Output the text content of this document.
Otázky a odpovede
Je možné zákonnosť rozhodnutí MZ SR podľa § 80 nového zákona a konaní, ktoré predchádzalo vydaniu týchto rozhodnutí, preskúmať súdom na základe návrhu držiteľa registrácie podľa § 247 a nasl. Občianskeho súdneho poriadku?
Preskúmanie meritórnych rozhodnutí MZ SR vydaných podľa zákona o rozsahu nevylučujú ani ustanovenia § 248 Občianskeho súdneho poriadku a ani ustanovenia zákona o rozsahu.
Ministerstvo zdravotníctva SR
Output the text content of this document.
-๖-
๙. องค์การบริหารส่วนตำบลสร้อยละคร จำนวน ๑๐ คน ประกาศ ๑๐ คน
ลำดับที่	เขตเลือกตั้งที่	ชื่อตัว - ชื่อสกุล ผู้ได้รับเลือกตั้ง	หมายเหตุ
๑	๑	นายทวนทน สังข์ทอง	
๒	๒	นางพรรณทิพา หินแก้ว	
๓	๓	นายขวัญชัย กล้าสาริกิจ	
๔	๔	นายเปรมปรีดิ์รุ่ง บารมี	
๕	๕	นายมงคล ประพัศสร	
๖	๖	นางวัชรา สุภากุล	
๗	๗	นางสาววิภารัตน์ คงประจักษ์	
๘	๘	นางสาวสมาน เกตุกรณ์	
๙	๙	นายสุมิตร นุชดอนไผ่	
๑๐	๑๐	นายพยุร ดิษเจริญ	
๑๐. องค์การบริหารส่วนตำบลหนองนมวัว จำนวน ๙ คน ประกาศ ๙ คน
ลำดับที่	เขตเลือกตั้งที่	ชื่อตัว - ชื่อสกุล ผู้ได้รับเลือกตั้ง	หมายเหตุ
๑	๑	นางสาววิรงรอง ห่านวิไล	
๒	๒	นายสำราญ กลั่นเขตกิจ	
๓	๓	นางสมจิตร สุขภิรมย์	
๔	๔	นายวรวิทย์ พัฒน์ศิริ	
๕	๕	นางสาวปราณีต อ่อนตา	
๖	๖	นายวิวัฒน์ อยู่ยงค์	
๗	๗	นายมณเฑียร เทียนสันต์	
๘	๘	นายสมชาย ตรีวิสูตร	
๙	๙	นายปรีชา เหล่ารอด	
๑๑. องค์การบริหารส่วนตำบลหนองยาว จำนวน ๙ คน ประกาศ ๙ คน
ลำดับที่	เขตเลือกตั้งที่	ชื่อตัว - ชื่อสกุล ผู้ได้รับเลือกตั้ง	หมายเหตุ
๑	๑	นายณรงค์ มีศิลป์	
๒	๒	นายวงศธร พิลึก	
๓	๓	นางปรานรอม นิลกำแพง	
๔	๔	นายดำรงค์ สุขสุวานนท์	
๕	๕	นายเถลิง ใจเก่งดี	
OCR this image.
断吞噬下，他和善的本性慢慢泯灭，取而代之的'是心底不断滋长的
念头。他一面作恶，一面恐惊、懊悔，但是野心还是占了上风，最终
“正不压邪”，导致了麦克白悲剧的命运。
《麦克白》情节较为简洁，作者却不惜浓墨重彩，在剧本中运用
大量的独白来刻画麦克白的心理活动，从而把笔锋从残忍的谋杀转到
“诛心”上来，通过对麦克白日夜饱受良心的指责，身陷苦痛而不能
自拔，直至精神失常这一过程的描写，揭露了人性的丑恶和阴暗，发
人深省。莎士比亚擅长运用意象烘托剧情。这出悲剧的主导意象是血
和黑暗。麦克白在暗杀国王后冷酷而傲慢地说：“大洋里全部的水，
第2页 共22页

* **EXERCISE**
From the entries above, list each line with "นางสาวว" in it.

* **EXPECTED ANSWER**
๗	๗	นางสาววิภารัตน์ คงประจักษ์	
๑	๑	นางสาววิรงรอง ห่านวิไล	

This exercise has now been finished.